Task goal:
List all lines of the data containing the word "హతమయ".

-- Begin Data records --

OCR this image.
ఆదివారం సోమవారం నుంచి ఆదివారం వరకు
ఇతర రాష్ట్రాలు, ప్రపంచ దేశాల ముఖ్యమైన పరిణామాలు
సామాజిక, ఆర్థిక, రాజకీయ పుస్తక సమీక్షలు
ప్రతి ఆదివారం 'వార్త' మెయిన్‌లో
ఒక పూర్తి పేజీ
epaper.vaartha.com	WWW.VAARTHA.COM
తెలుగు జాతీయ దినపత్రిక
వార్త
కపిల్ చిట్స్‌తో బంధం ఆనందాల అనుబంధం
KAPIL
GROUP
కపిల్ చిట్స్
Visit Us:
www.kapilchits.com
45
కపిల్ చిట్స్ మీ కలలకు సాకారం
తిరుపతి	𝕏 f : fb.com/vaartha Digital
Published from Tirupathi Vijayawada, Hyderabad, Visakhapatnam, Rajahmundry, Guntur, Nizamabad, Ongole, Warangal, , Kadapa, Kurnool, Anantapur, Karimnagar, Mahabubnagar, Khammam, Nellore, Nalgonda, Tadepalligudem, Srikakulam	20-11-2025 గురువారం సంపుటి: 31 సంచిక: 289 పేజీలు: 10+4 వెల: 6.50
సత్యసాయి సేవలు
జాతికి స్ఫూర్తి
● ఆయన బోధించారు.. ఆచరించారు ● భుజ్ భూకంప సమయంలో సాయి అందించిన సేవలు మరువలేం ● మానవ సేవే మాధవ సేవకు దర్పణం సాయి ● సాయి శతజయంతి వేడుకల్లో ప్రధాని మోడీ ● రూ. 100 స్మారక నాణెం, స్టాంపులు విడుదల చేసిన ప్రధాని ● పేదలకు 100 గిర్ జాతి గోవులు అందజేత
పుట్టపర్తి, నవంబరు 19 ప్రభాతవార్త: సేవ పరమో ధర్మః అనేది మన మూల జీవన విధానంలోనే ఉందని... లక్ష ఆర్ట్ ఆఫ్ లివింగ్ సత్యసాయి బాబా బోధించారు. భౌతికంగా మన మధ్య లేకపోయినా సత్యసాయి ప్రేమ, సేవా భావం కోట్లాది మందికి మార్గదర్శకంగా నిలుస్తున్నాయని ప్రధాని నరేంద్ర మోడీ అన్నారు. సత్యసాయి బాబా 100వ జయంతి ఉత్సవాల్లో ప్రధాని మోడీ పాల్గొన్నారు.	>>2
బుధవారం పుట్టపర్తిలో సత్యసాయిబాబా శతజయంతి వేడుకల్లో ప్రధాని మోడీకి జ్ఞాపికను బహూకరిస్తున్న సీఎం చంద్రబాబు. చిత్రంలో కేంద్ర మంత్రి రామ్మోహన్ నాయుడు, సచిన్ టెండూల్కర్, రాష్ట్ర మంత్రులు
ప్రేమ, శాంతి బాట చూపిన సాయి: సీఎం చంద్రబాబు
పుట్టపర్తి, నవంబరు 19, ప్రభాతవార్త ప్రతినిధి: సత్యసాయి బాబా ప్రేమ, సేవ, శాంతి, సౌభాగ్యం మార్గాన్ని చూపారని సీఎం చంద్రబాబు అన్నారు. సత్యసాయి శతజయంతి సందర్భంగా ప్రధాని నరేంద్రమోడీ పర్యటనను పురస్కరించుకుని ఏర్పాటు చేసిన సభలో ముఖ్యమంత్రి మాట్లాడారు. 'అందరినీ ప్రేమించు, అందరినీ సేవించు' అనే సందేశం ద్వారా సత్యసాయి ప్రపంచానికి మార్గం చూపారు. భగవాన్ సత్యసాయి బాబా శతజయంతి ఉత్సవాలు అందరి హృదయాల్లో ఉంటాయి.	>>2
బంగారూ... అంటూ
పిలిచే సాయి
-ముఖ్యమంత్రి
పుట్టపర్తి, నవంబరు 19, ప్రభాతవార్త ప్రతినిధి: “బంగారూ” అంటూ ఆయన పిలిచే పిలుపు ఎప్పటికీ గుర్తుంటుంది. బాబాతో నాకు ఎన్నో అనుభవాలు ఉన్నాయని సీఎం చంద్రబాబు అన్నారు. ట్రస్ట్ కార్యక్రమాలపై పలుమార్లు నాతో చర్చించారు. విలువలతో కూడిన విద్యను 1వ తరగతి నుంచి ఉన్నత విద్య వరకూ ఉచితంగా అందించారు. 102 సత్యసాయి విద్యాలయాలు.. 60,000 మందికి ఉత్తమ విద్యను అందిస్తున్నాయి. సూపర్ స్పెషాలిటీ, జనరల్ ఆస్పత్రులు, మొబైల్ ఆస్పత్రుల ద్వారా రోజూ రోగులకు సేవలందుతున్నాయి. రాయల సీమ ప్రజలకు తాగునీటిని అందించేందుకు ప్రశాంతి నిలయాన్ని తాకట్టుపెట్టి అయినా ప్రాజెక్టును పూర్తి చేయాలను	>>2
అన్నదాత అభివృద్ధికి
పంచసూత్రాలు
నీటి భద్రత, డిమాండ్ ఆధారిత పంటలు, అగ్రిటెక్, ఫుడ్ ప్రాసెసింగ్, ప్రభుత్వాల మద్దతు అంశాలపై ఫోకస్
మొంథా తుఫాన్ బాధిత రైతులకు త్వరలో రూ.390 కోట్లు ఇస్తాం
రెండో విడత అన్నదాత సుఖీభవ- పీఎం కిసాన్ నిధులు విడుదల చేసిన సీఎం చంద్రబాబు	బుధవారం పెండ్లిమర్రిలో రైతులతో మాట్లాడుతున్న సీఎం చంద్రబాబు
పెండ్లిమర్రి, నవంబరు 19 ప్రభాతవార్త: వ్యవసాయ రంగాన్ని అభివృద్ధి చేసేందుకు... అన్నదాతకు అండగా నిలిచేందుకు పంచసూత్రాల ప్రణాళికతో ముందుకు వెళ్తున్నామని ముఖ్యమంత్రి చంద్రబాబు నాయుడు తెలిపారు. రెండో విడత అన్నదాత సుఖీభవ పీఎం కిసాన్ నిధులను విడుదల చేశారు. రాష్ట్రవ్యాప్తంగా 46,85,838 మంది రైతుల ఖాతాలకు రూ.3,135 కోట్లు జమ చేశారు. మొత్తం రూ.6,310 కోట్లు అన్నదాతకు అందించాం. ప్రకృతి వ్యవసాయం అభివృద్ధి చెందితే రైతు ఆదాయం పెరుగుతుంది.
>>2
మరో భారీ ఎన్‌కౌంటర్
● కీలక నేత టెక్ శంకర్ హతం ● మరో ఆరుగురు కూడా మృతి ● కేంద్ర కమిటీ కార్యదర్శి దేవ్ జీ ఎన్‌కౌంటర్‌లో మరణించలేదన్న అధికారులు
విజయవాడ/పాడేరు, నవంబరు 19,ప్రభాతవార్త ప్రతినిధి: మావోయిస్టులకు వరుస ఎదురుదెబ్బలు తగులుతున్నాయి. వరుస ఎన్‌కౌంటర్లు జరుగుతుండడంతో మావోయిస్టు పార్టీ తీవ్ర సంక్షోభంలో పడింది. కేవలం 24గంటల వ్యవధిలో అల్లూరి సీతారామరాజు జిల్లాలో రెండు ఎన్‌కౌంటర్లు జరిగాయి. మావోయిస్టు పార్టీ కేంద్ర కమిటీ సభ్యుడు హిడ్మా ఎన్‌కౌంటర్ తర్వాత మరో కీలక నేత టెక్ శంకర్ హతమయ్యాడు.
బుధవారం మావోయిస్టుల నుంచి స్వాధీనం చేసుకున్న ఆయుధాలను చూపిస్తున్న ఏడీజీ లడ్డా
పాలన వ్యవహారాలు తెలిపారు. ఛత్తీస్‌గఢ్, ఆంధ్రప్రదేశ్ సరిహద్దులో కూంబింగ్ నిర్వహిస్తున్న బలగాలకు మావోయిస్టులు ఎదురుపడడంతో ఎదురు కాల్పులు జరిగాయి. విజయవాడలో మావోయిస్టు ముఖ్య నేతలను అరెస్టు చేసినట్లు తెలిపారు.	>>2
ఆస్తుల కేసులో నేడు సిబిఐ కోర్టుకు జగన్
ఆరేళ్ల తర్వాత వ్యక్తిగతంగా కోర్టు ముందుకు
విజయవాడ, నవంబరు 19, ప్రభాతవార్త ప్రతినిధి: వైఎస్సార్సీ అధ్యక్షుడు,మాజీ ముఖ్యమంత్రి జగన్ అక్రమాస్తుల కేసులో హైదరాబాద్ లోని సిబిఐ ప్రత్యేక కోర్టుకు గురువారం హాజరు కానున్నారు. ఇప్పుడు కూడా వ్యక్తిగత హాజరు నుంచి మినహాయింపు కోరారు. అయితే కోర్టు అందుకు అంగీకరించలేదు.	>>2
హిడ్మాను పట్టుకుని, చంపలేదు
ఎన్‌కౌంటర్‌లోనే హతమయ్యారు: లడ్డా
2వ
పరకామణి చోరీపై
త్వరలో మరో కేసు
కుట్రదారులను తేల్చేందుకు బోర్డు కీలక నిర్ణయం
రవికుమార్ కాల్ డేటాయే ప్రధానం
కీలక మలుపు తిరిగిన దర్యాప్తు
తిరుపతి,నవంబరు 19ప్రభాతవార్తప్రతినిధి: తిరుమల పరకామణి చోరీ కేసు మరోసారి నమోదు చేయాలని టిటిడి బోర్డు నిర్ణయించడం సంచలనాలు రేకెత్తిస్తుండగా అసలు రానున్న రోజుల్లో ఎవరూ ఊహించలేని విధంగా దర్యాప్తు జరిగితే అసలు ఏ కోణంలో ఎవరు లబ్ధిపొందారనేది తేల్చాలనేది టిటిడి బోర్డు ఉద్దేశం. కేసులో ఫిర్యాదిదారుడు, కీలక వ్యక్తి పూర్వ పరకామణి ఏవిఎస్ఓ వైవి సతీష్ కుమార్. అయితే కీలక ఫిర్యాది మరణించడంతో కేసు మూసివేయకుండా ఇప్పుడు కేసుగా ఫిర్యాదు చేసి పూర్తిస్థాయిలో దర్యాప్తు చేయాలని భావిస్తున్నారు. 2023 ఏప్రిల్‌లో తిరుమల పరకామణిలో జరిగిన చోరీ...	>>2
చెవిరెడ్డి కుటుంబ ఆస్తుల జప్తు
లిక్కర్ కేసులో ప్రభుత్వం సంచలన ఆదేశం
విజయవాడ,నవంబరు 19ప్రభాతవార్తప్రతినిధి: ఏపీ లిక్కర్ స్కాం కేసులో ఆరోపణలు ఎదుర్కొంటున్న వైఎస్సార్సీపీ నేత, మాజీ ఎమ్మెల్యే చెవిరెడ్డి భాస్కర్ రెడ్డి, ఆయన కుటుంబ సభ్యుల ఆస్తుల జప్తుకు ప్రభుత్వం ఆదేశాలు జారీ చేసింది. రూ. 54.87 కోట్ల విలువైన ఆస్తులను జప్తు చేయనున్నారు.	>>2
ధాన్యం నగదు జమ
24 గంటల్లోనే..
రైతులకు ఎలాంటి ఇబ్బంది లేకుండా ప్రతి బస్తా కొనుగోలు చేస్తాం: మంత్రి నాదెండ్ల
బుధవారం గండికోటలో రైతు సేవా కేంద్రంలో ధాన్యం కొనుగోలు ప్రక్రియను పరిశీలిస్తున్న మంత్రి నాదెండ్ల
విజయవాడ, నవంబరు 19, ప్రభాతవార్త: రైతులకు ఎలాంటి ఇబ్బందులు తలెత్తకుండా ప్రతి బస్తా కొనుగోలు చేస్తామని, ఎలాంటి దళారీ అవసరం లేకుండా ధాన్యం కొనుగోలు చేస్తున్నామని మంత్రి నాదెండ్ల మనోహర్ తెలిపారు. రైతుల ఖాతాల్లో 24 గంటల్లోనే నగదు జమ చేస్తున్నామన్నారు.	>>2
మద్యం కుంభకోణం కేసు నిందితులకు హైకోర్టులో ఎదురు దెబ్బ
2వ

-- End Data records --

The reply:
విజయవాడ/పాడేరు, నవంబరు 19,ప్రభాతవార్త ప్రతినిధి: మావోయిస్టులకు వరుస ఎదురుదెబ్బలు తగులుతున్నాయి. వరుస ఎన్‌కౌంటర్లు జరుగుతుండడంతో మావోయిస్టు పార్టీ తీవ్ర సంక్షోభంలో పడింది. కేవలం 24గంటల వ్యవధిలో అల్లూరి సీతారామరాజు జిల్లాలో రెండు ఎన్‌కౌంటర్లు జరిగాయి. మావోయిస్టు పార్టీ కేంద్ర కమిటీ సభ్యుడు హిడ్మా ఎన్‌కౌంటర్ తర్వాత మరో కీలక నేత టెక్ శంకర్ హతమయ్యాడు.
ఎన్‌కౌంటర్‌లోనే హతమయ్యారు: లడ్డా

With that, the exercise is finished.